== ENTRIES SUPPLIED ==

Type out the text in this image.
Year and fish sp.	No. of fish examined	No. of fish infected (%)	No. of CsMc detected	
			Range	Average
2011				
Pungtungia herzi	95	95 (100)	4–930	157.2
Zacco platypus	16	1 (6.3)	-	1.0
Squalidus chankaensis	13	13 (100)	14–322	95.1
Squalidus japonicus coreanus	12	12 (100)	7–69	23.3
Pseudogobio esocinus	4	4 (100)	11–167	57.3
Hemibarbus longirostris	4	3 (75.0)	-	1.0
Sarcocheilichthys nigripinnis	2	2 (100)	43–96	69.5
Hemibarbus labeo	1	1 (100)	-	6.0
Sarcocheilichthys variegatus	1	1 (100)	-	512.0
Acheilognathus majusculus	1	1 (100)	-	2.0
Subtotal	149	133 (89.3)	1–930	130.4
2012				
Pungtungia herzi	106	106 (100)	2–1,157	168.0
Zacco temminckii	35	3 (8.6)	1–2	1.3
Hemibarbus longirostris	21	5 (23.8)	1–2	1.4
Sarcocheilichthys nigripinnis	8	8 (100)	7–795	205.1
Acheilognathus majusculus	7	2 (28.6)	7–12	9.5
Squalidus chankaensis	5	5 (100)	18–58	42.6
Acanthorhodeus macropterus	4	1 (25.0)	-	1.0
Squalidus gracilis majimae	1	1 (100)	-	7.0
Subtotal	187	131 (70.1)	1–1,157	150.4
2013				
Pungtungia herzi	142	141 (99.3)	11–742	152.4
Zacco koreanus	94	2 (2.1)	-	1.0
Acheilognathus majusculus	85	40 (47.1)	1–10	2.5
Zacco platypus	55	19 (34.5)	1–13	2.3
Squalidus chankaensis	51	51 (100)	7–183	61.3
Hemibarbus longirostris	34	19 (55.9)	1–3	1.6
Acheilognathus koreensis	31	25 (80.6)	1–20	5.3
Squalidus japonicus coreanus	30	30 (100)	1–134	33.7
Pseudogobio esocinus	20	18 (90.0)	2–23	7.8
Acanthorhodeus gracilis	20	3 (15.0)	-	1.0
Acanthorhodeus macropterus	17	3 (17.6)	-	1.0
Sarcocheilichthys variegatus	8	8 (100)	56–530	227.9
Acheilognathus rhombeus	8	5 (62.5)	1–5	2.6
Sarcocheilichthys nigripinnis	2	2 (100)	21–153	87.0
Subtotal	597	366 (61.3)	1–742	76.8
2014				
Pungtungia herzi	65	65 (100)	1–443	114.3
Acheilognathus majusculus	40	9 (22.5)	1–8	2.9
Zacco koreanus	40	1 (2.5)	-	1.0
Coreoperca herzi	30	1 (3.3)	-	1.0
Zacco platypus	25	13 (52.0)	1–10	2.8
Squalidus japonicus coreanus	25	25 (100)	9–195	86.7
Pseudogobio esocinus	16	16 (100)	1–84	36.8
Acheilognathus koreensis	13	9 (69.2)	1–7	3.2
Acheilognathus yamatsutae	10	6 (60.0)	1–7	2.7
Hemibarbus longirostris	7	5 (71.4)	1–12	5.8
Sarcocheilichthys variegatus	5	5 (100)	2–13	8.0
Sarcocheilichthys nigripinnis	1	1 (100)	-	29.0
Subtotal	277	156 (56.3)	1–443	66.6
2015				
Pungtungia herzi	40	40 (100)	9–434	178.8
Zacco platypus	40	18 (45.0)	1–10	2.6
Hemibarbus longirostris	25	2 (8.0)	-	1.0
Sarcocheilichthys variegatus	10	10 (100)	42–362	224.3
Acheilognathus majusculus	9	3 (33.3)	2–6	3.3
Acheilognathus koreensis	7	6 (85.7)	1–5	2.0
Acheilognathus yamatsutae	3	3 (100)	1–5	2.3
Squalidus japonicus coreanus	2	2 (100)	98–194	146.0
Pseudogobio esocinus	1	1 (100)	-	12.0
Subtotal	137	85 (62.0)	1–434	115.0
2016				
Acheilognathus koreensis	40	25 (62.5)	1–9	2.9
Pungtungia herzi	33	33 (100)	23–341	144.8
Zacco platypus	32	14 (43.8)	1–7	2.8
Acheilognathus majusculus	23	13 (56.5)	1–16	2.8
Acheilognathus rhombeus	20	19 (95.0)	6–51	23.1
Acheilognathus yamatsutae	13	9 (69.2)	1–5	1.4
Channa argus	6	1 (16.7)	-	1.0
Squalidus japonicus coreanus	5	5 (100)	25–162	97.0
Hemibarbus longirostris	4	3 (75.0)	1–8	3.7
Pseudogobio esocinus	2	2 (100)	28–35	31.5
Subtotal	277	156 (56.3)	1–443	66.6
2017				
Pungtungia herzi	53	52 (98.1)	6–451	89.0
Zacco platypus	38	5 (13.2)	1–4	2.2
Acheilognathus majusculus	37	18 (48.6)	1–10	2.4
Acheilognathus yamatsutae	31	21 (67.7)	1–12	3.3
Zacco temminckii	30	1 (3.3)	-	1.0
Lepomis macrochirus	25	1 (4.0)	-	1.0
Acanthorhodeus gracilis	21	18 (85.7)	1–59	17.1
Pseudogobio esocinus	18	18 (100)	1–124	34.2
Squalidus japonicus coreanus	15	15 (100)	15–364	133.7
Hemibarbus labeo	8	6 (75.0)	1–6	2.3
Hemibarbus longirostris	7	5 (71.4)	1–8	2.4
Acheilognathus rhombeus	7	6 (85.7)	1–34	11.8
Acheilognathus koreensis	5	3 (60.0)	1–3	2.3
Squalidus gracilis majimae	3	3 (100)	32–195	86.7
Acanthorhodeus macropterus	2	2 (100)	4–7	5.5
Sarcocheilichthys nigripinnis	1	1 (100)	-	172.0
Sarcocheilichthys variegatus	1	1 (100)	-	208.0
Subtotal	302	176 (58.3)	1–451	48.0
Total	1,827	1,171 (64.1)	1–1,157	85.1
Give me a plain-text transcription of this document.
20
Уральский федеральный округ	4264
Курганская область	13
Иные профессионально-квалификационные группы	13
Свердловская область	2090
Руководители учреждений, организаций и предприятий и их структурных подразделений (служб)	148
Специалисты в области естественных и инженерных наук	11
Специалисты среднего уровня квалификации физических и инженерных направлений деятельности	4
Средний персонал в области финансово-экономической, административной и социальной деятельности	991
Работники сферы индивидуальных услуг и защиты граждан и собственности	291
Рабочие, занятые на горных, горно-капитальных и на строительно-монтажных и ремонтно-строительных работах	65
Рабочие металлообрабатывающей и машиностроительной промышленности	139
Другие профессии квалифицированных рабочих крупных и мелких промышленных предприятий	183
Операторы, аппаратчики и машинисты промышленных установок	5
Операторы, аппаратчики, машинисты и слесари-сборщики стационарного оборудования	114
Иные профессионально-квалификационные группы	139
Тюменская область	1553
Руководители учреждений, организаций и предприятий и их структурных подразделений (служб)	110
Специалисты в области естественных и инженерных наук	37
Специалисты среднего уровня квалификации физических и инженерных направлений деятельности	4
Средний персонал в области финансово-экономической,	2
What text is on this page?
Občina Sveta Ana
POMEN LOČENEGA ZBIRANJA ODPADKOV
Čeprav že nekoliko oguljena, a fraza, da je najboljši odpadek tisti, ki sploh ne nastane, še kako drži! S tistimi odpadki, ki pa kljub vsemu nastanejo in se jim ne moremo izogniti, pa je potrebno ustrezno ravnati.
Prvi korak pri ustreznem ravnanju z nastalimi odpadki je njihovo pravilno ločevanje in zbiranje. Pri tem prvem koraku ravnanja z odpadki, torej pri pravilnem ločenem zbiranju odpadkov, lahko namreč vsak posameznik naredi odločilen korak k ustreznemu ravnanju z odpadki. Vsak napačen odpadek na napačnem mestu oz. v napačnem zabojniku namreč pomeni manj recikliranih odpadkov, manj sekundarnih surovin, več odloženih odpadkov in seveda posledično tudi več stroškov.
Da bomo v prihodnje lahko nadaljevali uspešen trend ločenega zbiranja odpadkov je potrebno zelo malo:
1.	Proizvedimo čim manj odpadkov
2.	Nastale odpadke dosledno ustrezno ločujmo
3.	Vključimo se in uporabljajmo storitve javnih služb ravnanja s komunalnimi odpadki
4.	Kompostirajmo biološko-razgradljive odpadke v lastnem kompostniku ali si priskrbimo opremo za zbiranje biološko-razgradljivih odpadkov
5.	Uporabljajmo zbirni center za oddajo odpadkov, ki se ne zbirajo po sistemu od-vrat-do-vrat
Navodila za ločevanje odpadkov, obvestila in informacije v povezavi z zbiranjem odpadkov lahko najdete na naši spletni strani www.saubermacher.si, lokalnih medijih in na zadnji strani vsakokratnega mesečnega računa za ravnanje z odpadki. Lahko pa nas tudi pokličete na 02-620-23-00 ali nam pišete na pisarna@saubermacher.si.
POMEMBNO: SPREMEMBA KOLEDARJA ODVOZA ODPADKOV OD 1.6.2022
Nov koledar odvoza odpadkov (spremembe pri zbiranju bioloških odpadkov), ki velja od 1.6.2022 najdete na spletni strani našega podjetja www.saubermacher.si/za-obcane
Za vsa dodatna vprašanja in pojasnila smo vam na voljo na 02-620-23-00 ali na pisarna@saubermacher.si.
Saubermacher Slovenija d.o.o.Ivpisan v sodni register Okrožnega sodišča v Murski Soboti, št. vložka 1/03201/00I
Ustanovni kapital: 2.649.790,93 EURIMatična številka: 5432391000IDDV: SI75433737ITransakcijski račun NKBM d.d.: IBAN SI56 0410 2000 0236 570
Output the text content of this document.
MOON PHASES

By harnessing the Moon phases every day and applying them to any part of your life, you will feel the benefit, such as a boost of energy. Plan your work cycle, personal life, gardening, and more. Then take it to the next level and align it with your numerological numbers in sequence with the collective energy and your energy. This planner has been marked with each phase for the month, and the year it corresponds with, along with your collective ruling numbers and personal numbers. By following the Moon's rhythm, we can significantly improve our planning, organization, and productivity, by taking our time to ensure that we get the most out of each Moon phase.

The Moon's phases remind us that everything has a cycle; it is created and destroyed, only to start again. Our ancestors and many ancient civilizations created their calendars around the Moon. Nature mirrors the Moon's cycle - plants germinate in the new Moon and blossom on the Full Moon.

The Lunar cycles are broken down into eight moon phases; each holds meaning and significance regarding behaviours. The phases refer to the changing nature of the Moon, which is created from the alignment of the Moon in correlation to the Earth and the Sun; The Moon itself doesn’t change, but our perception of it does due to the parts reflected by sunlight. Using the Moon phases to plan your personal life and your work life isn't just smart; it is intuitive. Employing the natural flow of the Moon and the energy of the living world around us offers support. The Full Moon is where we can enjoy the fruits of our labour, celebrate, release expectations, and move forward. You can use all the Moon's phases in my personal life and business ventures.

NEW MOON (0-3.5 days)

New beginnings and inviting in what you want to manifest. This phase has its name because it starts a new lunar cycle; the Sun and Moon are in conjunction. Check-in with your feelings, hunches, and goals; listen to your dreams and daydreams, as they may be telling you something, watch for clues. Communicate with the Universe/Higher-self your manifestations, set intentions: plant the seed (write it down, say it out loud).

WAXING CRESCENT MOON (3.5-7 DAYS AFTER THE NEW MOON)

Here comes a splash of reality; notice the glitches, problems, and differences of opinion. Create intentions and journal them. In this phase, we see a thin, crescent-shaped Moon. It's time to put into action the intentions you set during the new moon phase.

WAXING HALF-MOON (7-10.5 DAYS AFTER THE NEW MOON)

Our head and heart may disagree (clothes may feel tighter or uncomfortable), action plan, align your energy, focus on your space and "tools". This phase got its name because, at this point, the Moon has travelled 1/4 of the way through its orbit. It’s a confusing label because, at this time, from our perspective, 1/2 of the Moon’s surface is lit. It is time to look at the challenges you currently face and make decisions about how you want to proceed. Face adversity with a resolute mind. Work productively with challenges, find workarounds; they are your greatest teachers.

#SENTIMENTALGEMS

== WHAT YOU WILL DO ==
State the number of lines in these entries that include the string "Acanthorhodeus". Provide nothing beyond that number.

== FINISHED TASK ==
5